**WHAT YOU HAVE TO DO**
Scan the material for the word "کالا", and copy each line where it shows up.

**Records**
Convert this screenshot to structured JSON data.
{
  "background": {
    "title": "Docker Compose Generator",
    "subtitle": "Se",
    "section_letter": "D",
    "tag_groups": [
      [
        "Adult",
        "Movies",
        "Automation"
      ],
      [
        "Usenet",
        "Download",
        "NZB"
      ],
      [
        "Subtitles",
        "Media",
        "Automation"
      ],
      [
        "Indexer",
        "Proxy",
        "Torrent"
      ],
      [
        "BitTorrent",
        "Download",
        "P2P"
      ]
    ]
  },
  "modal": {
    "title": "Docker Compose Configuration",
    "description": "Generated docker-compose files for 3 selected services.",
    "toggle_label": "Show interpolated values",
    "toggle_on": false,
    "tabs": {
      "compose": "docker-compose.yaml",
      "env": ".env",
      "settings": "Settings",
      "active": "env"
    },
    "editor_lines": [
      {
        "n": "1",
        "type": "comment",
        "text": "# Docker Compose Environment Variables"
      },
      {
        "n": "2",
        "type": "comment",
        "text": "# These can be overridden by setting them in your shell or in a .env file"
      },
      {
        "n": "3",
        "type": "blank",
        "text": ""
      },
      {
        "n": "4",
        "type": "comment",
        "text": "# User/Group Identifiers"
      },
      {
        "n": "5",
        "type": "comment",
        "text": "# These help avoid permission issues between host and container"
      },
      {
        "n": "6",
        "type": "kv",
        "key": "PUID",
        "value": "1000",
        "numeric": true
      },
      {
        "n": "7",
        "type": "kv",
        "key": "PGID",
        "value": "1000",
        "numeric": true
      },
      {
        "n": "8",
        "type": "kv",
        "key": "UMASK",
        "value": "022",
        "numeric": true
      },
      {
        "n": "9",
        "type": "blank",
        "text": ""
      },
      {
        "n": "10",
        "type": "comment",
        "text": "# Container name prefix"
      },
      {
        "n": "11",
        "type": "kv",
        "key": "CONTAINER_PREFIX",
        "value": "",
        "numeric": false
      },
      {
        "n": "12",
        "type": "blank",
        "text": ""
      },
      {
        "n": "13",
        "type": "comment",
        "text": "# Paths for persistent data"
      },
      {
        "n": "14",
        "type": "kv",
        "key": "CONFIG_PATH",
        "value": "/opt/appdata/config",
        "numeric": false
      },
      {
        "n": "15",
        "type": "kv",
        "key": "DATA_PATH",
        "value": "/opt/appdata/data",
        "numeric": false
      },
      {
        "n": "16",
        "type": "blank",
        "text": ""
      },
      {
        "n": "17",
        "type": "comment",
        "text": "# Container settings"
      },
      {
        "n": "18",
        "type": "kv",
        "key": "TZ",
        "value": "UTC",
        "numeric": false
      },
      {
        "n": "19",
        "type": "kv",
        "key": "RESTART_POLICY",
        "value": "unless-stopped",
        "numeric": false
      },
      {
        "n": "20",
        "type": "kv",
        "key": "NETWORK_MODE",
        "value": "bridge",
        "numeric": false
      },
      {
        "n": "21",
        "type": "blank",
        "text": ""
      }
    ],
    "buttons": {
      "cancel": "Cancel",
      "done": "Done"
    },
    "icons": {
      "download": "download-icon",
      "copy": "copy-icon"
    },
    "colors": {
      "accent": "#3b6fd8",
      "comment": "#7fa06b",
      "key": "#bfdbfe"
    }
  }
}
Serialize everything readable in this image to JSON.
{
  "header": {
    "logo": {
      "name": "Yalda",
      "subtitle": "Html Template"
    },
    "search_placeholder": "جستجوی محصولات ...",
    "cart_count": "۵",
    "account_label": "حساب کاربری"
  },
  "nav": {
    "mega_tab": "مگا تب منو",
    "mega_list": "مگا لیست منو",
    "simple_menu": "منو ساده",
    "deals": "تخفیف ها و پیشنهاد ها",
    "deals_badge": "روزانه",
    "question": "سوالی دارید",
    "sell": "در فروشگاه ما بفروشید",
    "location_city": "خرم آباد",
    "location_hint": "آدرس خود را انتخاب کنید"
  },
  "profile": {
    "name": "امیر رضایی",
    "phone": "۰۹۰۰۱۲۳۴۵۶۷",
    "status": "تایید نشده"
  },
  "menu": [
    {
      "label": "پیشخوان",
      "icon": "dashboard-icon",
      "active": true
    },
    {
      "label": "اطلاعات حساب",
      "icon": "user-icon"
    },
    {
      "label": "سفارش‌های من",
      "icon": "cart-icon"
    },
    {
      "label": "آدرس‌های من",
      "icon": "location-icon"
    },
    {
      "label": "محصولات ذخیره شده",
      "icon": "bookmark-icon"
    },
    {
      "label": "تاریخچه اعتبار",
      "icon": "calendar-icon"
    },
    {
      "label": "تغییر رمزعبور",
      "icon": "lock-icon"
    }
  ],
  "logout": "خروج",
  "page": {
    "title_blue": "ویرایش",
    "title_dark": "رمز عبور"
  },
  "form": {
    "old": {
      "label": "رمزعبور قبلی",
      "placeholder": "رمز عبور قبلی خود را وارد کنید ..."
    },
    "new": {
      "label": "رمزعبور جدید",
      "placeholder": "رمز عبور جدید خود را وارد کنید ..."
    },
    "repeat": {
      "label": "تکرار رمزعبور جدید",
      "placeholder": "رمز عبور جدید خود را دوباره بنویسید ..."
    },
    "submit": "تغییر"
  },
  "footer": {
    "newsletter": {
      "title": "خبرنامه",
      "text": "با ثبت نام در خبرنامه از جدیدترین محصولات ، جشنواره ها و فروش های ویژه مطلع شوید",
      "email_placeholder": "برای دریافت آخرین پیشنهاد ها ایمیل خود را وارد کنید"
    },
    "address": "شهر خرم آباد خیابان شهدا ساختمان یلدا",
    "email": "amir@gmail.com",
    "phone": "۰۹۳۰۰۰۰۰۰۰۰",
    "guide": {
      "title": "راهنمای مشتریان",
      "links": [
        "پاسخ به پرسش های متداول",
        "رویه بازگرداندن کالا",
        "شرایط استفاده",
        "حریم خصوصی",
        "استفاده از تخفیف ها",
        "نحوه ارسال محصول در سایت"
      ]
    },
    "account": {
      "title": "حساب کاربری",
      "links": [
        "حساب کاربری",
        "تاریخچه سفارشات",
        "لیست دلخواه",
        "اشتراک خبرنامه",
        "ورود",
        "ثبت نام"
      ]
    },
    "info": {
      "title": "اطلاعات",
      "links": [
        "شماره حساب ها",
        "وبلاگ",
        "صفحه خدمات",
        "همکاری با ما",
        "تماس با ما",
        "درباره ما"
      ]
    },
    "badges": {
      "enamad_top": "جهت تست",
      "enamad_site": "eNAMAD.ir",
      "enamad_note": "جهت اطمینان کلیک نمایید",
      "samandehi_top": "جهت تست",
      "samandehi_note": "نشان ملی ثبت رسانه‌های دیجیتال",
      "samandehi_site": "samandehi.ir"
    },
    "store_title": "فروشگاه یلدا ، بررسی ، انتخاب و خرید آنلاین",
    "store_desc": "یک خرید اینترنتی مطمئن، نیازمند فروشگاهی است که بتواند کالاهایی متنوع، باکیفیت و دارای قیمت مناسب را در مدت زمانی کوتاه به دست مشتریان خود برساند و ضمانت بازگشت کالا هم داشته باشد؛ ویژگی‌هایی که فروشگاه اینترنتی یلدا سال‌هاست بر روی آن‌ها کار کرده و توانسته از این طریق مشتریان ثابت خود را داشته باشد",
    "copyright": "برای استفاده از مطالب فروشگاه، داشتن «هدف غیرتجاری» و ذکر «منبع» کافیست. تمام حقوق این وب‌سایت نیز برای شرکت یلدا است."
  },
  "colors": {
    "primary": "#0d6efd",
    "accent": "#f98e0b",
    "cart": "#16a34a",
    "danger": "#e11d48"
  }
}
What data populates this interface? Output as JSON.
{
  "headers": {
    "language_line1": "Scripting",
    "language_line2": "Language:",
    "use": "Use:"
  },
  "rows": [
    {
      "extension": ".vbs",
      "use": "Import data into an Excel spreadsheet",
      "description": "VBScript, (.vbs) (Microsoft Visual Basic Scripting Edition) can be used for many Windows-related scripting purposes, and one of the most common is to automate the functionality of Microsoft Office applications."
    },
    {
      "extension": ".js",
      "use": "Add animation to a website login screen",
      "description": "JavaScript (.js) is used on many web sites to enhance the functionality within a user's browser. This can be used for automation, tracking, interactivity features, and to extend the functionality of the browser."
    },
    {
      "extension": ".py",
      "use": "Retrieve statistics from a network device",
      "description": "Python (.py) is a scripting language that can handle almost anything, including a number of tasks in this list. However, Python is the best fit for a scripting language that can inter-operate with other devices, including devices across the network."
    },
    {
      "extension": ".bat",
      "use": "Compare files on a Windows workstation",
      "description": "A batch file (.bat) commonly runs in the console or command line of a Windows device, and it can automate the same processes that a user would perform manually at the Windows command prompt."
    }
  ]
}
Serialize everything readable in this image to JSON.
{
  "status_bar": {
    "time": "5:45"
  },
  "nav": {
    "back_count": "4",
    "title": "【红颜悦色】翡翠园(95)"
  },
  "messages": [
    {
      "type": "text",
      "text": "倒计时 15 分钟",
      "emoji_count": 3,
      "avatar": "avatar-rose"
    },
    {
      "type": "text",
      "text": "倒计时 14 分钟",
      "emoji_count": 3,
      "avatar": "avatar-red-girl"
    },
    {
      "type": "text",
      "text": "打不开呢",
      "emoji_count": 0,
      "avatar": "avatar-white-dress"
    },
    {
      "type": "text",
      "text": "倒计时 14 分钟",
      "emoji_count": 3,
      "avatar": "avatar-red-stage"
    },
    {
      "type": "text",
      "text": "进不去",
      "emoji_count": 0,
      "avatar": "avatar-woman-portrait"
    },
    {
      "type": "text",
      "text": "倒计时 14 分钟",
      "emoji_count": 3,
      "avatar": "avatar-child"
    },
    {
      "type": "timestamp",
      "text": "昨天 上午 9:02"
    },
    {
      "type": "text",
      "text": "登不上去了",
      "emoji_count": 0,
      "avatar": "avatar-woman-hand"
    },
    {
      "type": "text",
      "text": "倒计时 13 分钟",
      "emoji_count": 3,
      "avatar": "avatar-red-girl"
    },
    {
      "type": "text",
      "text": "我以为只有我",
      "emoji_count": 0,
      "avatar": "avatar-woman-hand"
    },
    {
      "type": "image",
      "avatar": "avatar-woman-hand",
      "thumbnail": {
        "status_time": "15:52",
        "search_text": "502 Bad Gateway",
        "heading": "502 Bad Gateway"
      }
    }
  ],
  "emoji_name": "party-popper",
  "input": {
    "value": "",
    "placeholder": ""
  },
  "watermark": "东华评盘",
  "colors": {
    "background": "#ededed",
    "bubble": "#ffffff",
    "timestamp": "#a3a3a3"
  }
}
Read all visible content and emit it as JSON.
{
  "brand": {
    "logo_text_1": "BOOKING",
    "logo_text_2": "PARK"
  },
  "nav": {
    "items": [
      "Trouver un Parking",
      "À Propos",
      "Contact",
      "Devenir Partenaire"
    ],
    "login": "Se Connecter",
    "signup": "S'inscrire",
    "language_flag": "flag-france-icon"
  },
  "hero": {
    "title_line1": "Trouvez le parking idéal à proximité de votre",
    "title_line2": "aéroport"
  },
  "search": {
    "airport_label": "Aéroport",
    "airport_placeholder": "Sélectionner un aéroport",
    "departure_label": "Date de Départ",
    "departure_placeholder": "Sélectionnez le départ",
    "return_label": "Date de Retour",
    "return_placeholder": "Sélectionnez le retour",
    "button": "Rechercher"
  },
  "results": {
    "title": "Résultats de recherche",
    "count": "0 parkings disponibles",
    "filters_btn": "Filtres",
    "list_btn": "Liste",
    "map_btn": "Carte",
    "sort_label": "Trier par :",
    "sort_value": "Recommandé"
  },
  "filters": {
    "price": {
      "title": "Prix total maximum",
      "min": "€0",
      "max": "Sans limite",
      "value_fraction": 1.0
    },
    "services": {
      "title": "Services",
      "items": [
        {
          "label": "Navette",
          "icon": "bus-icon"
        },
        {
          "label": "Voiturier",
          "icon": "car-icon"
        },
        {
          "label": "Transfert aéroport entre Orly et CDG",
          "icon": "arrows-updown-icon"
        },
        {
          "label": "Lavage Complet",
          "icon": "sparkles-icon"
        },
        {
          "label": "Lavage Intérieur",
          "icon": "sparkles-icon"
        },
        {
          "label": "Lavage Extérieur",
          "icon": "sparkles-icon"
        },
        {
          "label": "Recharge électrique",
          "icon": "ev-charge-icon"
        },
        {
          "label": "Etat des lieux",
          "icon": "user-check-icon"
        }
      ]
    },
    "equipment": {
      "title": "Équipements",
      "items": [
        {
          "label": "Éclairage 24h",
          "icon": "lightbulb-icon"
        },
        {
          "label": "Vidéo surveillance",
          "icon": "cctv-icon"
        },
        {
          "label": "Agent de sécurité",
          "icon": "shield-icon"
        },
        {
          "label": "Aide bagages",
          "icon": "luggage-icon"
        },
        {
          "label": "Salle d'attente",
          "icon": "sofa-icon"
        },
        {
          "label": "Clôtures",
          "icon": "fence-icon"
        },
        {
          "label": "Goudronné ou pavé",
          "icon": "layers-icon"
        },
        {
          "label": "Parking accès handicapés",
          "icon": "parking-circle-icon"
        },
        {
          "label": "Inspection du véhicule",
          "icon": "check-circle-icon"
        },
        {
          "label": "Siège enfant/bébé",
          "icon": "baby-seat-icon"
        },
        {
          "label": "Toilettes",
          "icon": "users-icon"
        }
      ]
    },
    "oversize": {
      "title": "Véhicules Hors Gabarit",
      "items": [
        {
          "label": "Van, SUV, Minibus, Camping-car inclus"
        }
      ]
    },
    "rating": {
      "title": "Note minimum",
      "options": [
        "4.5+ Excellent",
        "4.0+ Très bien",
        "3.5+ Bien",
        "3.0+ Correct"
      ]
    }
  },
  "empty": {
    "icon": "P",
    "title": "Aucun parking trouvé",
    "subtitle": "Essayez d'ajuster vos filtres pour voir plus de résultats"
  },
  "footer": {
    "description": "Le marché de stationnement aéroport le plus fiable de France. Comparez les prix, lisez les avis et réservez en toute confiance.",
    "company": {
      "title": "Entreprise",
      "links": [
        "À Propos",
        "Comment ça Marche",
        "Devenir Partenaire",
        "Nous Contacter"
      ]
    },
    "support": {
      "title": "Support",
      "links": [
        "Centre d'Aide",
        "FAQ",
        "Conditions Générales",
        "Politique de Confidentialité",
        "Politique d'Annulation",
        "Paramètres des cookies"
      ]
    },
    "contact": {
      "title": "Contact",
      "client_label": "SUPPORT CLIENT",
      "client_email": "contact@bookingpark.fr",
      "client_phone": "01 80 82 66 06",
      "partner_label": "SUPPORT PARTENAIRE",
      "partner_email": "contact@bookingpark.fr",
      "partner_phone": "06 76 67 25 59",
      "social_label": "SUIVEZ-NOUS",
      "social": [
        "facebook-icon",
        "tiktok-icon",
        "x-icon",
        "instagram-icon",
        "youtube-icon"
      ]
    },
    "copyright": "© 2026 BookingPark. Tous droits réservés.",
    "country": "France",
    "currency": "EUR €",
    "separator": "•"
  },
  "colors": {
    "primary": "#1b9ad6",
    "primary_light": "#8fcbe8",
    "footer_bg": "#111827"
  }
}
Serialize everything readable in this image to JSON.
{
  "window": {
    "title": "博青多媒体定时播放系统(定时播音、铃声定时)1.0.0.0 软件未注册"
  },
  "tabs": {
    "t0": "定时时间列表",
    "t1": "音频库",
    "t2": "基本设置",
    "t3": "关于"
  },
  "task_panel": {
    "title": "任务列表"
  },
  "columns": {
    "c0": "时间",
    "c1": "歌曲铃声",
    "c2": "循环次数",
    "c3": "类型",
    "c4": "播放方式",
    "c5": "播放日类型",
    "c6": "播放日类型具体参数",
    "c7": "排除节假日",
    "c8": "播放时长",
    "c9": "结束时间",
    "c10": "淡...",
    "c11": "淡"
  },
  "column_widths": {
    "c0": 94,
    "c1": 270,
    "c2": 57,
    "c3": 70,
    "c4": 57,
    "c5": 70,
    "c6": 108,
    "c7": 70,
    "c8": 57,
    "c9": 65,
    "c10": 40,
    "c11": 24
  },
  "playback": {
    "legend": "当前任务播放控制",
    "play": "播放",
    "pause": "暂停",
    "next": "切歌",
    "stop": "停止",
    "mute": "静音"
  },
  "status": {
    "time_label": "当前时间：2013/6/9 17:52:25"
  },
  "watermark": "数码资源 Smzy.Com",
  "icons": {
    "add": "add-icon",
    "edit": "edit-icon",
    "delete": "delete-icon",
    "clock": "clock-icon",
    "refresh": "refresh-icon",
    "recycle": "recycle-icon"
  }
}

**EXERCISE OUTPUT**
        "رویه بازگرداندن کالا",
    "store_desc": "یک خرید اینترنتی مطمئن، نیازمند فروشگاهی است که بتواند کالاهایی متنوع، باکیفیت و دارای قیمت مناسب را در مدت زمانی کوتاه به دست مشتریان خود برساند و ضمانت بازگشت کالا هم داشته باشد؛ ویژگی‌هایی که فروشگاه اینترنتی یلدا سال‌هاست بر روی آن‌ها کار کرده و توانسته از این طریق مشتریان ثابت خود را داشته باشد",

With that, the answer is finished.